Excerpt from a dataset
● ● ●

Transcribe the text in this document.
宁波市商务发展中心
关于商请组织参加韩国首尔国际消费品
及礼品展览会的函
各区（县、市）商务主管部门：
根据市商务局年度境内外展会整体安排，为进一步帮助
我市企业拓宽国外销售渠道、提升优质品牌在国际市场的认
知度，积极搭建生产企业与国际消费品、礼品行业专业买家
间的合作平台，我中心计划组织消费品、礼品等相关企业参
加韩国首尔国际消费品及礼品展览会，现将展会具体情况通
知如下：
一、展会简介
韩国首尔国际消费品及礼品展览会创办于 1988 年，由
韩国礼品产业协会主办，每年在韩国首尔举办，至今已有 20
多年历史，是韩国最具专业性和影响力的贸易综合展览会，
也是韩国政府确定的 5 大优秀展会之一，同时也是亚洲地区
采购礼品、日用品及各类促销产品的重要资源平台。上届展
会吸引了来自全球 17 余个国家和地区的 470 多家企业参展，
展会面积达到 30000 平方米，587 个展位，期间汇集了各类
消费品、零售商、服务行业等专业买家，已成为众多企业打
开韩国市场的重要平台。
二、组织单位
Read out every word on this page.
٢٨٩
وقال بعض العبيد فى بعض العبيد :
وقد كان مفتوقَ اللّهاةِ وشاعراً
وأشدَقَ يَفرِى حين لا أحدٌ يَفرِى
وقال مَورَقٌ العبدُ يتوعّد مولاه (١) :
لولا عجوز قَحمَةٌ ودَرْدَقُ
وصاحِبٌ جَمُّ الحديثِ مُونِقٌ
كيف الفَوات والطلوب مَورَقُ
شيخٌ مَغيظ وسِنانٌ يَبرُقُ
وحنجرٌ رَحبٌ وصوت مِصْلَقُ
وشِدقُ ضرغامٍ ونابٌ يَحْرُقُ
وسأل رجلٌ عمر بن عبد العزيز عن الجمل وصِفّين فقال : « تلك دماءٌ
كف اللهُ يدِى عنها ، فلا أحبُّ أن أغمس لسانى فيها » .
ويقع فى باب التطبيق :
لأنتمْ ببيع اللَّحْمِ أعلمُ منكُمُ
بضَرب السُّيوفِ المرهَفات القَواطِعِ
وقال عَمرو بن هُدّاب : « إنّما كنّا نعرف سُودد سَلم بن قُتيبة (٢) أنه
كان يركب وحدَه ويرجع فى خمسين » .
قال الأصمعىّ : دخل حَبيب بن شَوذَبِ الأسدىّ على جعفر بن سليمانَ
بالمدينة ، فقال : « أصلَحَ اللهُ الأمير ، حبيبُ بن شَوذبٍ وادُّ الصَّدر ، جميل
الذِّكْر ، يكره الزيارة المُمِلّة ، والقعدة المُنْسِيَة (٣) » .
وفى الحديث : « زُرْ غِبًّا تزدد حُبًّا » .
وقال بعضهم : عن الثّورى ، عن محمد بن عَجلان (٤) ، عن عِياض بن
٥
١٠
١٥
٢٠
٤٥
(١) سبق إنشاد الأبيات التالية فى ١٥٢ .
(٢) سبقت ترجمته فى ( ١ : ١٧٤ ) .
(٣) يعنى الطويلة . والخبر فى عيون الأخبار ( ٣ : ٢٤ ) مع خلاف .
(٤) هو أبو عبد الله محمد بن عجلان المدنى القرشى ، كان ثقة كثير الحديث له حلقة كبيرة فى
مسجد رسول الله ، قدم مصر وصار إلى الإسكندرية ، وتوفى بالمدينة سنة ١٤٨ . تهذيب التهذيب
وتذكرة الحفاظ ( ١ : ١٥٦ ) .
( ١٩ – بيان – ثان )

● ● ●

Work to complete: Report each line in the preceding entries that holds the string "الله".

The answer:
كف اللهُ يدِى عنها ، فلا أحبُّ أن أغمس لسانى فيها » .
بالمدينة ، فقال : « أصلَحَ اللهُ الأمير ، حبيبُ بن شَوذبٍ وادُّ الصَّدر ، جميل
(٤) هو أبو عبد الله محمد بن عجلان المدنى القرشى ، كان ثقة كثير الحديث له حلقة كبيرة فى
مسجد رسول الله ، قدم مصر وصار إلى الإسكندرية ، وتوفى بالمدينة سنة ١٤٨ . تهذيب التهذيب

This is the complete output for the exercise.